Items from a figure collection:
— start —
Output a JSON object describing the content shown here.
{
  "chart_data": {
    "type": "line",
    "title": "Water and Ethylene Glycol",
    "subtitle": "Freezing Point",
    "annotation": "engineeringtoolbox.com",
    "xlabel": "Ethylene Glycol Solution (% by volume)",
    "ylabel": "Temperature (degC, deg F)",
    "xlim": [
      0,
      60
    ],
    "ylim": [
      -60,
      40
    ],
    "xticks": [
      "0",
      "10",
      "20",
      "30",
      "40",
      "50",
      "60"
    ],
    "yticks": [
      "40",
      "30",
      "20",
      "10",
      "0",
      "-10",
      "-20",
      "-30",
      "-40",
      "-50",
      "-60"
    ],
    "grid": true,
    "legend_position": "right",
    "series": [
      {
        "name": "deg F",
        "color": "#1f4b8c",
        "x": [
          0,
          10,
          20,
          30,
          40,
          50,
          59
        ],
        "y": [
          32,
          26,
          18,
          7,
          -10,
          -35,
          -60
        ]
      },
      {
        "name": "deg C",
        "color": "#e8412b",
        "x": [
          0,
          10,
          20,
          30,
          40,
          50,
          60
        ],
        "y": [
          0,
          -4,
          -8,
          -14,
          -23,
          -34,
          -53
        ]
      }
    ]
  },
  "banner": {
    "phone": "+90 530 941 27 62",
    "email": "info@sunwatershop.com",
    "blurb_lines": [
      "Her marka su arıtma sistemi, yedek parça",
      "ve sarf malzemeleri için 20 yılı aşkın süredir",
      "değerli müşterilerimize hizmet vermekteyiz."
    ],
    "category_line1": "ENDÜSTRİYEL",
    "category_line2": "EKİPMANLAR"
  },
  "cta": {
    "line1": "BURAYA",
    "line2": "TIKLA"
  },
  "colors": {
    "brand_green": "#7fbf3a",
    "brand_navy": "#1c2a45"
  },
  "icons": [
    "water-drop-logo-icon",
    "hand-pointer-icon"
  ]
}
— end —
*Required task*.
Return each full line of the entries that contains the word "Glycol".

*Reply to the task*.
    "title": "Water and Ethylene Glycol",
    "xlabel": "Ethylene Glycol Solution (% by volume)",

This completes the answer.